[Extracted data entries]
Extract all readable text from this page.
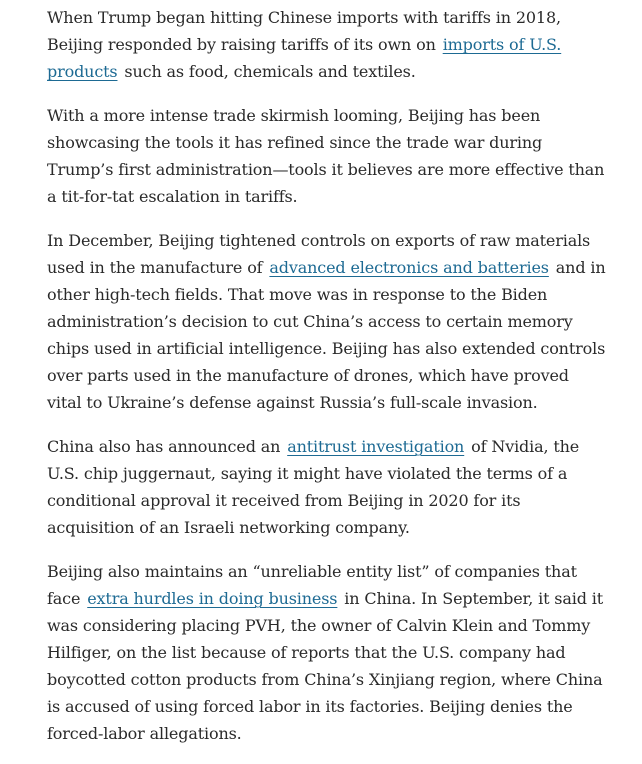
When Trump began hitting Chinese imports with tariffs in 2018, Beijing responded by raising tariffs of its own on imports of U.S. products such as food, chemicals and textiles.

With a more intense trade skirmish looming, Beijing has been showcasing the tools it has refined since the trade war during Trump’s first administration—tools it believes are more effective than a tit-for-tat escalation in tariffs.

In December, Beijing tightened controls on exports of raw materials used in the manufacture of advanced electronics and batteries and in other high-tech fields. That move was in response to the Biden administration’s decision to cut China’s access to certain memory chips used in artificial intelligence. Beijing has also extended controls over parts used in the manufacture of drones, which have proved vital to Ukraine’s defense against Russia’s full-scale invasion.

China also has announced an antitrust investigation of Nvidia, the U.S. chip juggernaut, saying it might have violated the terms of a conditional approval it received from Beijing in 2020 for its acquisition of an Israeli networking company.

Beijing also maintains an “unreliable entity list” of companies that face extra hurdles in doing business in China. In September, it said it was considering placing PVH, the owner of Calvin Klein and Tommy Hilfiger, on the list because of reports that the U.S. company had boycotted cotton products from China’s Xinjiang region, where China is accused of using forced labor in its factories. Beijing denies the forced-labor allegations.
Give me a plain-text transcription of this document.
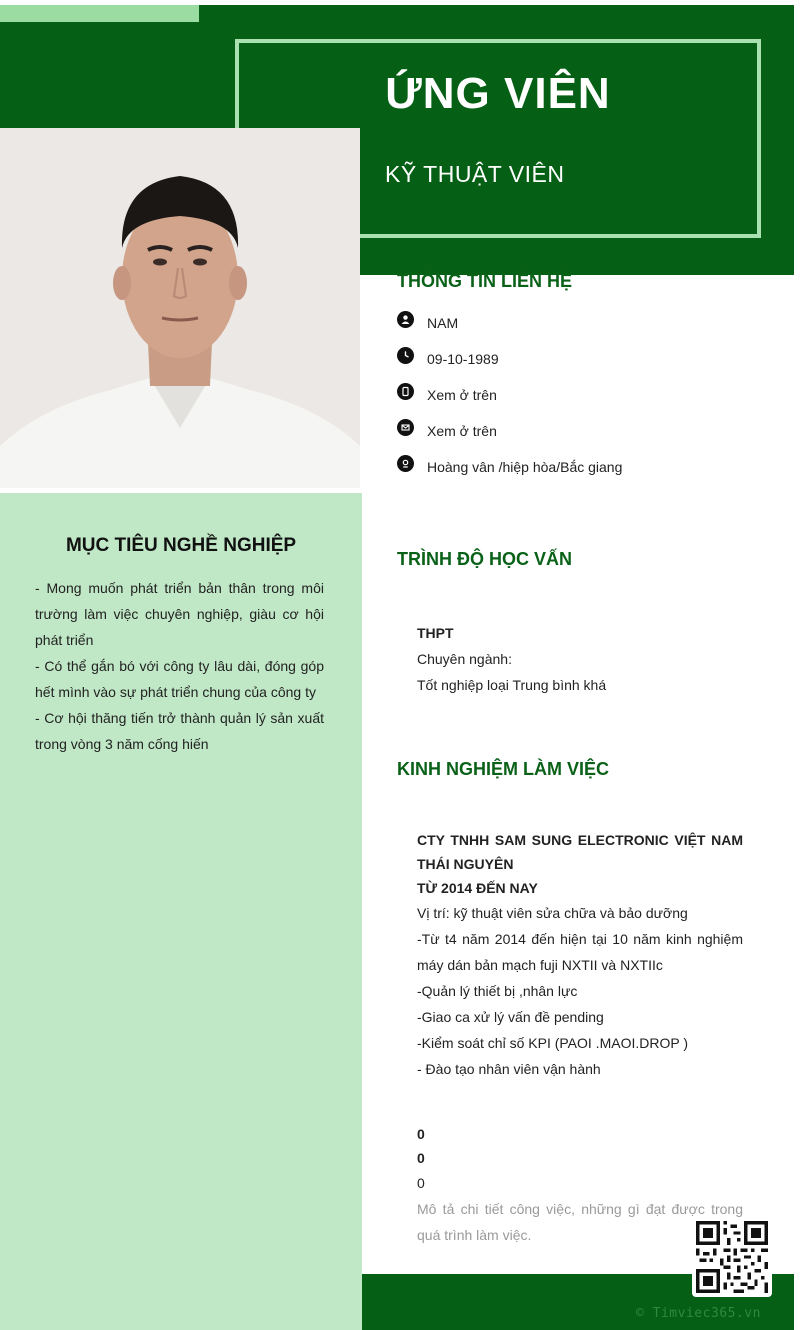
ỨNG VIÊN
KỸ THUẬT VIÊN
MỤC TIÊU NGHỀ NGHIỆP

- Mong muốn phát triển bản thân trong môi trường làm việc chuyên nghiệp, giàu cơ hội phát triển

- Có thể gắn bó với công ty lâu dài, đóng góp hết mình vào sự phát triển chung của công ty

- Cơ hội thăng tiến trở thành quản lý sản xuất trong vòng 3 năm cống hiến

THÔNG TIN LIÊN HỆ
NAM
09-10-1989
Xem ở trên
Xem ở trên
Hoàng vân /hiệp hòa/Bắc giang
TRÌNH ĐỘ HỌC VẤN
THPT
Chuyên ngành:
Tốt nghiệp loại Trung bình khá
KINH NGHIỆM LÀM VIỆC
CTY TNHH SAM SUNG ELECTRONIC VIỆT NAM THÁI NGUYÊN
TỪ 2014 ĐẾN NAY
Vị trí: kỹ thuật viên sửa chữa và bảo dưỡng
-Từ t4 năm 2014 đến hiện tại 10 năm kinh nghiệm máy dán bản mạch fuji NXTII và NXTIIc
-Quản lý thiết bị ,nhân lực
-Giao ca xử lý vấn đề pending
-Kiểm soát chỉ số KPI (PAOI .MAOI.DROP )
- Đào tạo nhân viên vận hành
0
0
0
Mô tả chi tiết công việc, những gì đạt được trong quá trình làm việc.
© Timviec365.vn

» Job: List every line above that contains the word "triển".

» Result:
- Mong muốn phát triển bản thân trong môi trường làm việc chuyên nghiệp, giàu cơ hội phát triển
- Có thể gắn bó với công ty lâu dài, đóng góp hết mình vào sự phát triển chung của công ty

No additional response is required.